==== Texto da página

Fomos entrando, nós dois, meio na cara de pau e um policial acabou nos barrando. Expliquei: I am a journalist. Ele respondeu: I am a cop! Bem, depois dessa, eu me resignei. Entretanto o Vicente aproveitou a nossa conversa para fugir entre os caminhões. Foi-se embora com a minha mochila nas costas!!! Sorte que eu havia tirado minha carteira internacional de jornalista lá de dentro.

Quando me sentia totalmente desolada, sem um puto no bolso para voltar para casa, o policial me disse para atravessar a rua e fica esperando do outro lado junto com outras equipes de imprensa. Eles estavam permitindo a entrada de grupos de repórteres guiados por policiais.

Fui para lá e me juntei aos bam-bam-bans da imprensa mundial. Dúzias de cinegrafistas, repórteres, fotógrafos já esperavam para entrar. Todos eles devidamente identificados com suas credenciais poderosas: CNN, CBS... E eu apenas com aquela carteirinha vagabunda pela qual paguei 60 dólares... Bem que a Federação Internacional dos Jornalistas poderia ter feito um documento mais bonitinho, né?

Pois é, estava ali tensa, findindo ser alguém a serviço de algo, morrendo de vergonha de ser barrada no baile, quando surge um fotógrafo com a mesma bat carteirinha que eu. O cara grudou em mim e sugeriu que nós dois formássemos uma dupla. OK, vamos lá...

A espera estava me consumindo. Caminhões passavam, voluntários passavam, palmas dos observadores. Momentos emocionantes e inesquecíveis. Um voluntário trouxe garrafas de água para o pessoal da imprensa. A fumaça chegava até onde nós estávamos e foi um alívio beber aquela aguinha fresca.

Os policiais, enfim, fazem uma barreira para inspecionar os documentos. Entrava um a um. Passei na frente do fotógrafo cearense. Os policiais olhavam a carteira vermelha escrita em inglês, mas tão mixa... Mas quando viram o cartão americano de autorização para trabalhar, me liberaram imediatamente.

========
==== Segmento de dados

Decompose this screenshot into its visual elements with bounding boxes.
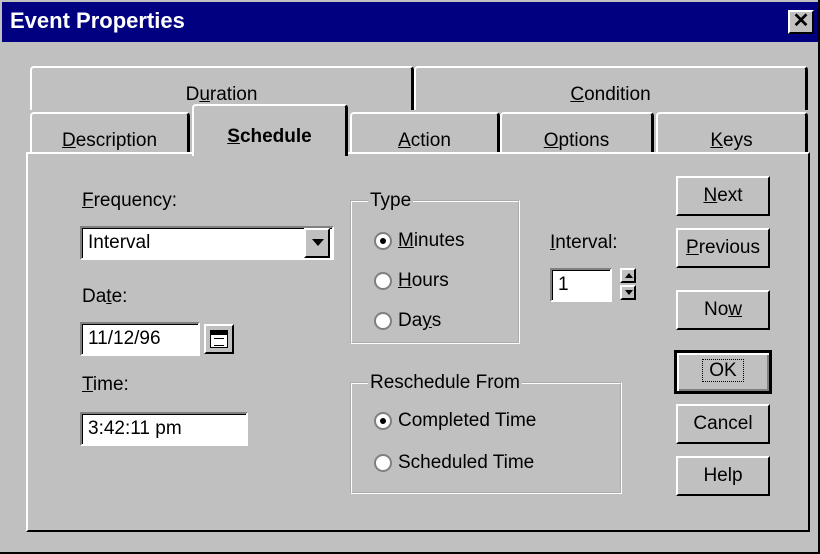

========

### Tarefas
(A) Responda com base no relato:
(i) O que o policial respondeu quando ouviu "I am a journalist"?
(ii) Quanto foi pago pela carteirinha da Federação Internacional dos Jornalistas?
(iii) O que um voluntário trouxe para o pessoal da imprensa?
(B) Extraia do relato, sem alterações, o trecho que começa nas palavras "Quando me sentia" e termina depois de "guiados por policiais.".
(C) As afirmações abaixo estão de acordo com o relato? Responda sim ou não a cada uma e cite as palavras exatas do relato que decidem a resposta.
(i) Vicente fugiu entre os caminhões levando a mochila.
(ii) A carteira internacional de jornalista ficou dentro da mochila.
(iii) Os policiais liberaram a entrada assim que viram a carteira vermelha.

### Resultados das tarefas
(A)
(i) "I am a cop!"
(ii) 60 dólares.
(iii) Garrafas de água.

(B)
Quando me sentia totalmente desolada, sem um puto no bolso para voltar para casa, o policial me disse para atravessar a rua e fica esperando do outro lado junto com outras equipes de imprensa. Eles estavam permitindo a entrada de grupos de repórteres guiados por policiais.

(C)
(i) Sim: "o Vicente aproveitou a nossa conversa para fugir entre os caminhões. Foi-se embora com a minha mochila nas costas!!!"
(ii) Não: "Sorte que eu havia tirado minha carteira internacional de jornalista lá de dentro."
(iii) Não: "Mas quando viram o cartão americano de autorização para trabalhar, me liberaram imediatamente."